Provided records:
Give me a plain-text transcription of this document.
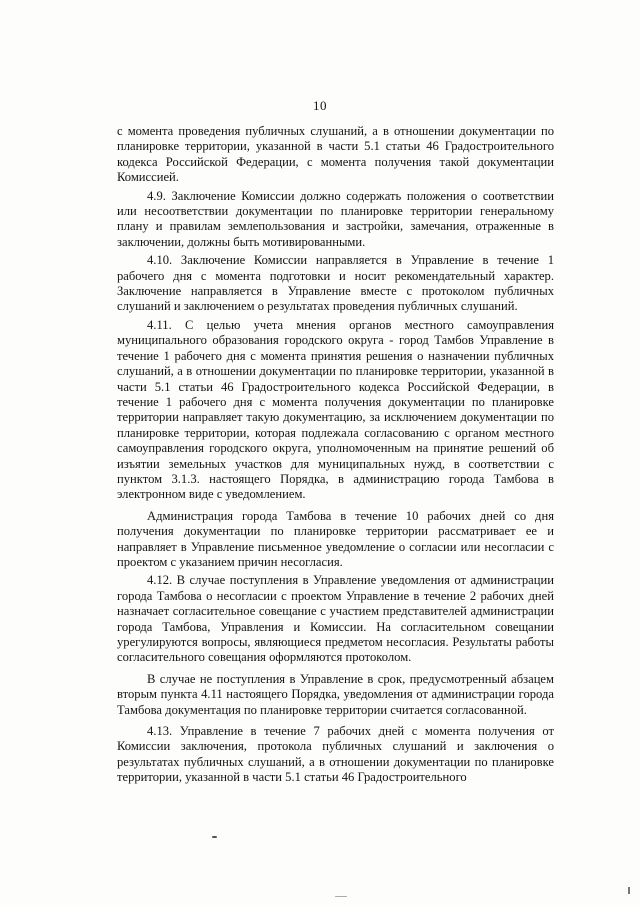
10

с момента проведения публичных слушаний, а в отношении документации по планировке территории, указанной в части 5.1 статьи 46 Градостроительного кодекса Российской Федерации, с момента получения такой документации Комиссией.

4.9. Заключение Комиссии должно содержать положения о соответствии или несоответствии документации по планировке территории генеральному плану и правилам землепользования и застройки, замечания, отраженные в заключении, должны быть мотивированными.

4.10. Заключение Комиссии направляется в Управление в течение 1 рабочего дня с момента подготовки и носит рекомендательный характер. Заключение направляется в Управление вместе с протоколом публичных слушаний и заключением о результатах проведения публичных слушаний.

4.11. С целью учета мнения органов местного самоуправления муниципального образования городского округа - город Тамбов Управление в течение 1 рабочего дня с момента принятия решения о назначении публичных слушаний, а в отношении документации по планировке территории, указанной в части 5.1 статьи 46 Градостроительного кодекса Российской Федерации, в течение 1 рабочего дня с момента получения документации по планировке территории направляет такую документацию, за исключением документации по планировке территории, которая подлежала согласованию с органом местного самоуправления городского округа, уполномоченным на принятие решений об изъятии земельных участков для муниципальных нужд, в соответствии с пунктом 3.1.3. настоящего Порядка, в администрацию города Тамбова в электронном виде с уведомлением.

Администрация города Тамбова в течение 10 рабочих дней со дня получения документации по планировке территории рассматривает ее и направляет в Управление письменное уведомление о согласии или несогласии с проектом с указанием причин несогласия.

4.12. В случае поступления в Управление уведомления от администрации города Тамбова о несогласии с проектом Управление в течение 2 рабочих дней назначает согласительное совещание с участием представителей администрации города Тамбова, Управления и Комиссии. На согласительном совещании урегулируются вопросы, являющиеся предметом несогласия. Результаты работы согласительного совещания оформляются протоколом.

В случае не поступления в Управление в срок, предусмотренный абзацем вторым пункта 4.11 настоящего Порядка, уведомления от администрации города Тамбова документация по планировке территории считается согласованной.

4.13. Управление в течение 7 рабочих дней с момента получения от Комиссии заключения, протокола публичных слушаний и заключения о результатах публичных слушаний, а в отношении документации по планировке территории, указанной в части 5.1 статьи 46 Градостроительного
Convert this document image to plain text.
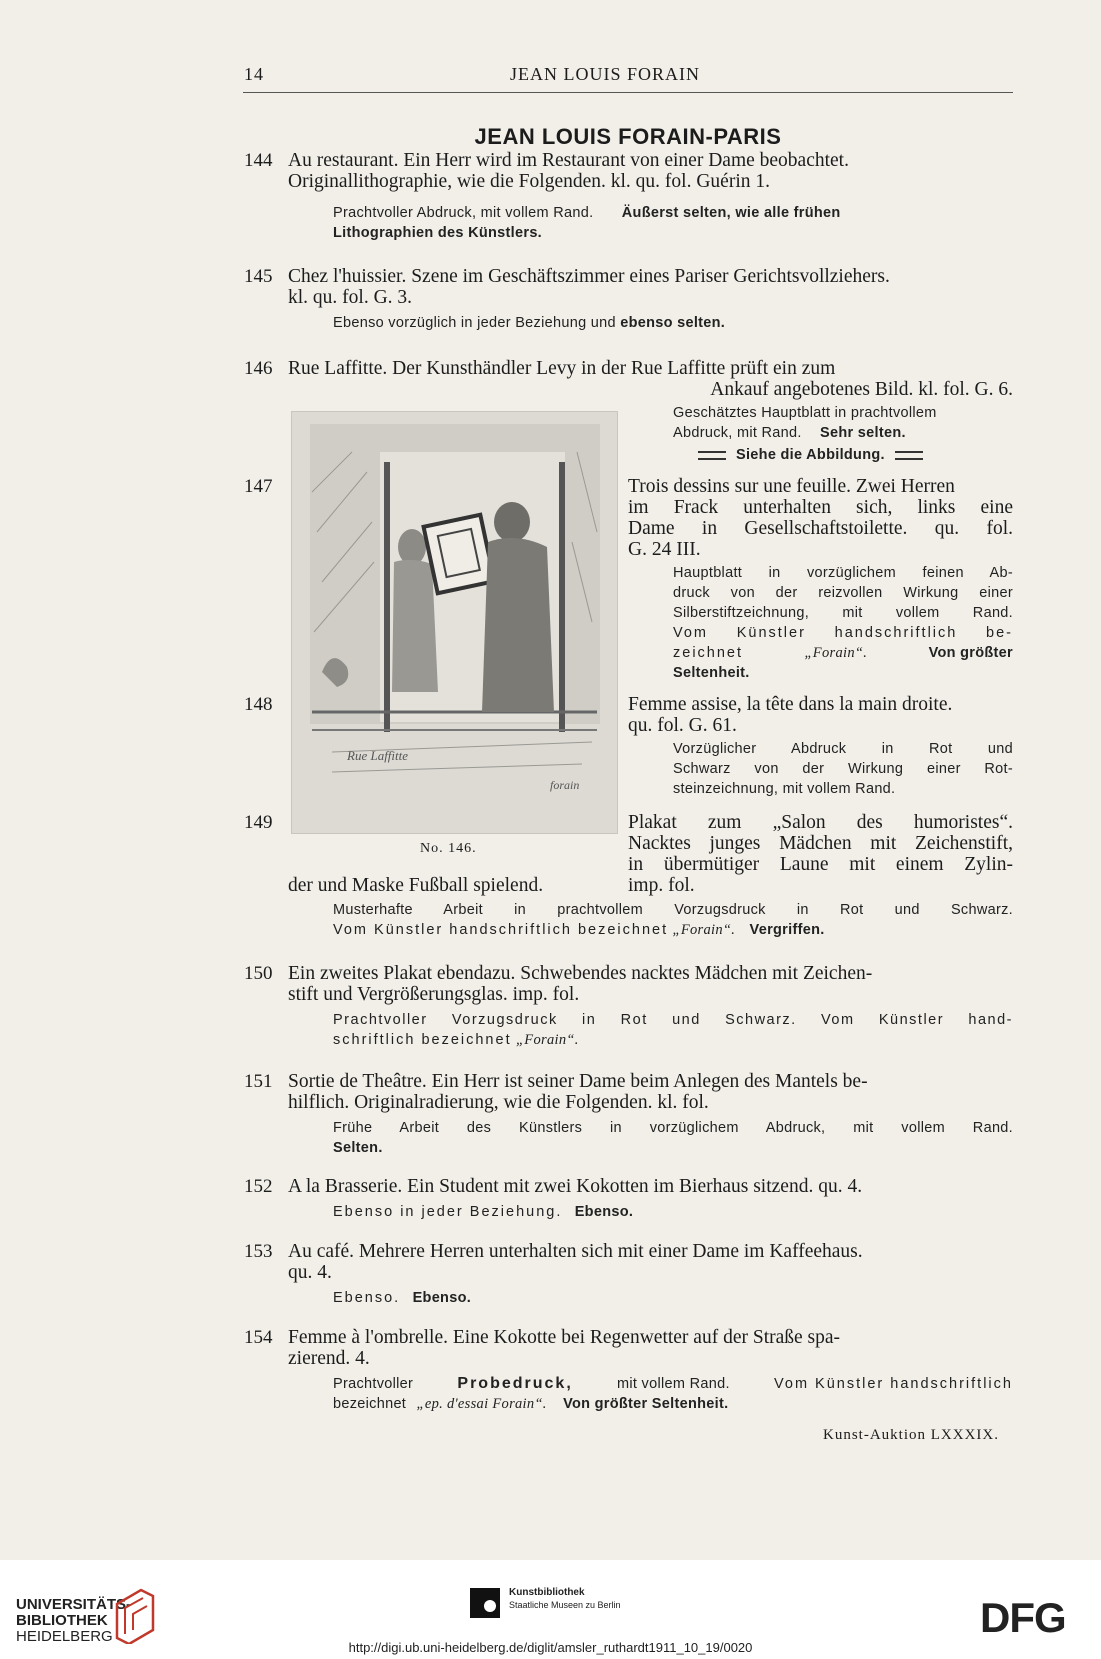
14	JEAN LOUIS FORAIN
JEAN LOUIS FORAIN-PARIS
144 Au restaurant. Ein Herr wird im Restaurant von einer Dame beobachtet.
Originallithographie, wie die Folgenden. kl. qu. fol. Guérin 1.
Prachtvoller Abdruck, mit vollem Rand. Äußerst selten, wie alle frühen
Lithographien des Künstlers.
145 Chez l'huissier. Szene im Geschäftszimmer eines Pariser Gerichtsvollziehers.
kl. qu. fol. G. 3.
Ebenso vorzüglich in jeder Beziehung und ebenso selten.
146 Rue Laffitte. Der Kunsthändler Levy in der Rue Laffitte prüft ein zum
Ankauf angebotenes Bild. kl. fol. G. 6.
Geschätztes Hauptblatt in prachtvollem
Abdruck, mit Rand. Sehr selten.
Siehe die Abbildung.
Rue Laffitte
forain
No. 146.
147	Trois dessins sur une feuille. Zwei Herren
im Frack unterhalten sich, links eine
Dame in Gesellschaftstoilette. qu. fol.
G. 24 III.
Hauptblatt in vorzüglichem feinen Ab-
druck von der reizvollen Wirkung einer
Silberstiftzeichnung, mit vollem Rand.
Vom Künstler handschriftlich be-
zeichnet	„Forain“.	Von größter
Seltenheit.
148	Femme assise, la tête dans la main droite.
qu. fol. G. 61.
Vorzüglicher Abdruck in Rot und
Schwarz von der Wirkung einer Rot-
steinzeichnung, mit vollem Rand.
149	Plakat zum „Salon des humoristes“.
Nacktes junges Mädchen mit Zeichenstift,
in übermütiger Laune mit einem Zylin-
der und Maske Fußball spielend.	imp. fol.
Musterhafte Arbeit in prachtvollem Vorzugsdruck in Rot und Schwarz.
Vom Künstler handschriftlich bezeichnet „Forain“. Vergriffen.
150 Ein zweites Plakat ebendazu. Schwebendes nacktes Mädchen mit Zeichen-
stift und Vergrößerungsglas. imp. fol.
Prachtvoller Vorzugsdruck in Rot und Schwarz. Vom Künstler hand-
schriftlich bezeichnet „Forain“.
151 Sortie de Theâtre. Ein Herr ist seiner Dame beim Anlegen des Mantels be-
hilflich. Originalradierung, wie die Folgenden. kl. fol.
Frühe Arbeit des Künstlers in vorzüglichem Abdruck, mit vollem Rand.
Selten.
152 A la Brasserie. Ein Student mit zwei Kokotten im Bierhaus sitzend. qu. 4.
Ebenso in jeder Beziehung. Ebenso.
153 Au café. Mehrere Herren unterhalten sich mit einer Dame im Kaffeehaus.
qu. 4.
Ebenso. Ebenso.
154 Femme à l'ombrelle. Eine Kokotte bei Regenwetter auf der Straße spa-
zierend. 4.
Prachtvoller	Probedruck,	mit vollem Rand.	Vom Künstler handschriftlich
bezeichnet „ep. d'essai Forain“. Von größter Seltenheit.
Kunst-Auktion LXXXIX.
UNIVERSITÄTS-
BIBLIOTHEK
HEIDELBERG
Kunstbibliothek
Staatliche Museen zu Berlin	DFG
http://digi.ub.uni-heidelberg.de/diglit/amsler_ruthardt1911_10_19/0020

Goal:
Where a line in the material above holds "Seltenheit", copy that line.

Answer to the exercise:
Seltenheit.
bezeichnet „ep. d'essai Forain“. Von größter Seltenheit.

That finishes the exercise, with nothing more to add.